Some records
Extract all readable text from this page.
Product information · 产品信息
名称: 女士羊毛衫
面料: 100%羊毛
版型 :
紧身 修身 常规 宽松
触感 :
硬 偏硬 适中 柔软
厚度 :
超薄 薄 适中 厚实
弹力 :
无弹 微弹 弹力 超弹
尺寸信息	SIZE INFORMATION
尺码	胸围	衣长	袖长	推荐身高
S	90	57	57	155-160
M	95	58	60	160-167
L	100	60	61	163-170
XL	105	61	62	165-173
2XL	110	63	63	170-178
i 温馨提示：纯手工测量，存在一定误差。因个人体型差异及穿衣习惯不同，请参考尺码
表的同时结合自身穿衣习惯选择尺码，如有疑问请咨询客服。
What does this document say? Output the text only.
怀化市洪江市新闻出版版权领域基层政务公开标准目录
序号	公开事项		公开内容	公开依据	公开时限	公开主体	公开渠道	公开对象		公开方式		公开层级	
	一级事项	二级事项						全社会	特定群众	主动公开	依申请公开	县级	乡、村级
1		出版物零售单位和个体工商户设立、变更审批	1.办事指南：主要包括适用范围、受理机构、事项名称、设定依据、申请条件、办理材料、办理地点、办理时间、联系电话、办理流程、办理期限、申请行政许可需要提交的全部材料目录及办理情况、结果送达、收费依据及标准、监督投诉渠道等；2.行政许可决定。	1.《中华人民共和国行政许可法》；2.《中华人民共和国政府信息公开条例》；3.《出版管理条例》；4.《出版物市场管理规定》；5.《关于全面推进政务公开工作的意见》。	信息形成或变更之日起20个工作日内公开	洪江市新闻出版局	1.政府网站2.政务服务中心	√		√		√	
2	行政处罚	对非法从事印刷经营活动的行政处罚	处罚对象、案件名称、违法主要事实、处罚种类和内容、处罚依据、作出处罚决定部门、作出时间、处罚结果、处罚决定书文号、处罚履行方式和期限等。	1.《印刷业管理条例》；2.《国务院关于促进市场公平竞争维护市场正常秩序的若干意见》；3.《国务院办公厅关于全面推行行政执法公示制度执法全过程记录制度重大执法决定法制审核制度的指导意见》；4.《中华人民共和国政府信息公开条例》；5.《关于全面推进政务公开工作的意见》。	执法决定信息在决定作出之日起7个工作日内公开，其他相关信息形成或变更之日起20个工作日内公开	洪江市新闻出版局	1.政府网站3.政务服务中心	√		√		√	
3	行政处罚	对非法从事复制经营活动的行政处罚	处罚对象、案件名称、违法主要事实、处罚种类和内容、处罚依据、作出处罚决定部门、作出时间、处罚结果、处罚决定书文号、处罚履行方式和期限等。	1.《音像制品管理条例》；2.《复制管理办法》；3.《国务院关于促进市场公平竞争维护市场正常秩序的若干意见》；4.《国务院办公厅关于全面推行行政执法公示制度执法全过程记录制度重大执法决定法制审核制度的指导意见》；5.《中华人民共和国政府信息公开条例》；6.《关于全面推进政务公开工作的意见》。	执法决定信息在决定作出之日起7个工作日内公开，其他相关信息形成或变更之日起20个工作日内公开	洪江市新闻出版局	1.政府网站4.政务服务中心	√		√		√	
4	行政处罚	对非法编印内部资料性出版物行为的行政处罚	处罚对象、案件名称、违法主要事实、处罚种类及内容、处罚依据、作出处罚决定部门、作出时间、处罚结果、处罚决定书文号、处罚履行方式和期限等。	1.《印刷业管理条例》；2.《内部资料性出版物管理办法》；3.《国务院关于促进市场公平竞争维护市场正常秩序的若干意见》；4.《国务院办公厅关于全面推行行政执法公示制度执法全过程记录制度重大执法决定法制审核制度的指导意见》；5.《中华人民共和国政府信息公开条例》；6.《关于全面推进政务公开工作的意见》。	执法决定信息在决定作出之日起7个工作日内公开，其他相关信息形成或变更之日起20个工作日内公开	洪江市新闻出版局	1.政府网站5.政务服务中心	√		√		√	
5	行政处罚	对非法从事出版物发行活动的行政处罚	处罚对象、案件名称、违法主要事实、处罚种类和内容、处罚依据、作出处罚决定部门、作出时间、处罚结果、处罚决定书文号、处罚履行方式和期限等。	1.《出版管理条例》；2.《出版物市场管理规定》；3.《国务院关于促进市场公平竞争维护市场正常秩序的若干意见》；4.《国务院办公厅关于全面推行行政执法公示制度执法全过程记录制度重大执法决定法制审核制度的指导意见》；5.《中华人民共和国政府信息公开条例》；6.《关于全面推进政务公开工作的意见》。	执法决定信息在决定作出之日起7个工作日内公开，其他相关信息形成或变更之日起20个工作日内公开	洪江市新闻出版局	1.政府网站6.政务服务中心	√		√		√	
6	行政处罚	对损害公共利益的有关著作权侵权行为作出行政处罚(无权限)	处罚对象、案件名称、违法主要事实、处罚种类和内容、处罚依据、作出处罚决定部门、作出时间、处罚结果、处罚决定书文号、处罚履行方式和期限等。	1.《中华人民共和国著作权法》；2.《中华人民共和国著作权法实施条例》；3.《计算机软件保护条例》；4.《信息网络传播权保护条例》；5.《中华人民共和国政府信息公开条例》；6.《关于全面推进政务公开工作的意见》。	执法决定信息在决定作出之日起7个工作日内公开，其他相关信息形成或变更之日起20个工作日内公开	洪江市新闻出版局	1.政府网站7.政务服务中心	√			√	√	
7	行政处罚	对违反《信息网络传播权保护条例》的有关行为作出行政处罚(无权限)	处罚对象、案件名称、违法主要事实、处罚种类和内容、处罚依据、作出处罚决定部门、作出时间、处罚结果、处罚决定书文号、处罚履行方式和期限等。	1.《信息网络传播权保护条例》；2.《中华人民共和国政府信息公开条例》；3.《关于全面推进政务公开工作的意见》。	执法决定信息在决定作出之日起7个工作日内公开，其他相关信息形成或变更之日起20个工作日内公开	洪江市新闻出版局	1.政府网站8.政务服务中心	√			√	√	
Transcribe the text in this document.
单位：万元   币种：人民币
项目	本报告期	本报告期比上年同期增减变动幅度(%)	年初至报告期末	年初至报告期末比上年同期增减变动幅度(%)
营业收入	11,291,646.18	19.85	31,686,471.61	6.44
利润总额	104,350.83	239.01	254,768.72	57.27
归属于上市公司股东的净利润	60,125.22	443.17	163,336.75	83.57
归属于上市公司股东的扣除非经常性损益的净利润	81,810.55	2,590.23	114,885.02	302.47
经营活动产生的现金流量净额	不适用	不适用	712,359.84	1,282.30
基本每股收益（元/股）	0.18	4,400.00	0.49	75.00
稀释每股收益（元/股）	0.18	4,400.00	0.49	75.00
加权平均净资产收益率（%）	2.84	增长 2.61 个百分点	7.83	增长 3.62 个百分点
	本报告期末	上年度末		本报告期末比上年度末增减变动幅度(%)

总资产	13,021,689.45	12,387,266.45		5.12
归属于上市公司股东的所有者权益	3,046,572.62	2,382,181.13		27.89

● **WHAT IS BEING ASKED**
Make an exact copy of every entry.

● **ANSWER TO THE PROBLEM**
Extract all readable text from this page.
Product information · 产品信息
名称: 女士羊毛衫
面料: 100%羊毛
版型 :
紧身 修身 常规 宽松
触感 :
硬 偏硬 适中 柔软
厚度 :
超薄 薄 适中 厚实
弹力 :
无弹 微弹 弹力 超弹
尺寸信息	SIZE INFORMATION
尺码	胸围	衣长	袖长	推荐身高
S	90	57	57	155-160
M	95	58	60	160-167
L	100	60	61	163-170
XL	105	61	62	165-173
2XL	110	63	63	170-178
i 温馨提示：纯手工测量，存在一定误差。因个人体型差异及穿衣习惯不同，请参考尺码
表的同时结合自身穿衣习惯选择尺码，如有疑问请咨询客服。
What does this document say? Output the text only.
怀化市洪江市新闻出版版权领域基层政务公开标准目录
序号	公开事项		公开内容	公开依据	公开时限	公开主体	公开渠道	公开对象		公开方式		公开层级	
	一级事项	二级事项						全社会	特定群众	主动公开	依申请公开	县级	乡、村级
1		出版物零售单位和个体工商户设立、变更审批	1.办事指南：主要包括适用范围、受理机构、事项名称、设定依据、申请条件、办理材料、办理地点、办理时间、联系电话、办理流程、办理期限、申请行政许可需要提交的全部材料目录及办理情况、结果送达、收费依据及标准、监督投诉渠道等；2.行政许可决定。	1.《中华人民共和国行政许可法》；2.《中华人民共和国政府信息公开条例》；3.《出版管理条例》；4.《出版物市场管理规定》；5.《关于全面推进政务公开工作的意见》。	信息形成或变更之日起20个工作日内公开	洪江市新闻出版局	1.政府网站2.政务服务中心	√		√		√	
2	行政处罚	对非法从事印刷经营活动的行政处罚	处罚对象、案件名称、违法主要事实、处罚种类和内容、处罚依据、作出处罚决定部门、作出时间、处罚结果、处罚决定书文号、处罚履行方式和期限等。	1.《印刷业管理条例》；2.《国务院关于促进市场公平竞争维护市场正常秩序的若干意见》；3.《国务院办公厅关于全面推行行政执法公示制度执法全过程记录制度重大执法决定法制审核制度的指导意见》；4.《中华人民共和国政府信息公开条例》；5.《关于全面推进政务公开工作的意见》。	执法决定信息在决定作出之日起7个工作日内公开，其他相关信息形成或变更之日起20个工作日内公开	洪江市新闻出版局	1.政府网站3.政务服务中心	√		√		√	
3	行政处罚	对非法从事复制经营活动的行政处罚	处罚对象、案件名称、违法主要事实、处罚种类和内容、处罚依据、作出处罚决定部门、作出时间、处罚结果、处罚决定书文号、处罚履行方式和期限等。	1.《音像制品管理条例》；2.《复制管理办法》；3.《国务院关于促进市场公平竞争维护市场正常秩序的若干意见》；4.《国务院办公厅关于全面推行行政执法公示制度执法全过程记录制度重大执法决定法制审核制度的指导意见》；5.《中华人民共和国政府信息公开条例》；6.《关于全面推进政务公开工作的意见》。	执法决定信息在决定作出之日起7个工作日内公开，其他相关信息形成或变更之日起20个工作日内公开	洪江市新闻出版局	1.政府网站4.政务服务中心	√		√		√	
4	行政处罚	对非法编印内部资料性出版物行为的行政处罚	处罚对象、案件名称、违法主要事实、处罚种类及内容、处罚依据、作出处罚决定部门、作出时间、处罚结果、处罚决定书文号、处罚履行方式和期限等。	1.《印刷业管理条例》；2.《内部资料性出版物管理办法》；3.《国务院关于促进市场公平竞争维护市场正常秩序的若干意见》；4.《国务院办公厅关于全面推行行政执法公示制度执法全过程记录制度重大执法决定法制审核制度的指导意见》；5.《中华人民共和国政府信息公开条例》；6.《关于全面推进政务公开工作的意见》。	执法决定信息在决定作出之日起7个工作日内公开，其他相关信息形成或变更之日起20个工作日内公开	洪江市新闻出版局	1.政府网站5.政务服务中心	√		√		√	
5	行政处罚	对非法从事出版物发行活动的行政处罚	处罚对象、案件名称、违法主要事实、处罚种类和内容、处罚依据、作出处罚决定部门、作出时间、处罚结果、处罚决定书文号、处罚履行方式和期限等。	1.《出版管理条例》；2.《出版物市场管理规定》；3.《国务院关于促进市场公平竞争维护市场正常秩序的若干意见》；4.《国务院办公厅关于全面推行行政执法公示制度执法全过程记录制度重大执法决定法制审核制度的指导意见》；5.《中华人民共和国政府信息公开条例》；6.《关于全面推进政务公开工作的意见》。	执法决定信息在决定作出之日起7个工作日内公开，其他相关信息形成或变更之日起20个工作日内公开	洪江市新闻出版局	1.政府网站6.政务服务中心	√		√		√	
6	行政处罚	对损害公共利益的有关著作权侵权行为作出行政处罚(无权限)	处罚对象、案件名称、违法主要事实、处罚种类和内容、处罚依据、作出处罚决定部门、作出时间、处罚结果、处罚决定书文号、处罚履行方式和期限等。	1.《中华人民共和国著作权法》；2.《中华人民共和国著作权法实施条例》；3.《计算机软件保护条例》；4.《信息网络传播权保护条例》；5.《中华人民共和国政府信息公开条例》；6.《关于全面推进政务公开工作的意见》。	执法决定信息在决定作出之日起7个工作日内公开，其他相关信息形成或变更之日起20个工作日内公开	洪江市新闻出版局	1.政府网站7.政务服务中心	√			√	√	
7	行政处罚	对违反《信息网络传播权保护条例》的有关行为作出行政处罚(无权限)	处罚对象、案件名称、违法主要事实、处罚种类和内容、处罚依据、作出处罚决定部门、作出时间、处罚结果、处罚决定书文号、处罚履行方式和期限等。	1.《信息网络传播权保护条例》；2.《中华人民共和国政府信息公开条例》；3.《关于全面推进政务公开工作的意见》。	执法决定信息在决定作出之日起7个工作日内公开，其他相关信息形成或变更之日起20个工作日内公开	洪江市新闻出版局	1.政府网站8.政务服务中心	√			√	√	
Transcribe the text in this document.
单位：万元   币种：人民币
项目	本报告期	本报告期比上年同期增减变动幅度(%)	年初至报告期末	年初至报告期末比上年同期增减变动幅度(%)
营业收入	11,291,646.18	19.85	31,686,471.61	6.44
利润总额	104,350.83	239.01	254,768.72	57.27
归属于上市公司股东的净利润	60,125.22	443.17	163,336.75	83.57
归属于上市公司股东的扣除非经常性损益的净利润	81,810.55	2,590.23	114,885.02	302.47
经营活动产生的现金流量净额	不适用	不适用	712,359.84	1,282.30
基本每股收益（元/股）	0.18	4,400.00	0.49	75.00
稀释每股收益（元/股）	0.18	4,400.00	0.49	75.00
加权平均净资产收益率（%）	2.84	增长 2.61 个百分点	7.83	增长 3.62 个百分点
	本报告期末	上年度末		本报告期末比上年度末增减变动幅度(%)

总资产	13,021,689.45	12,387,266.45		5.12
归属于上市公司股东的所有者权益	3,046,572.62	2,382,181.13		27.89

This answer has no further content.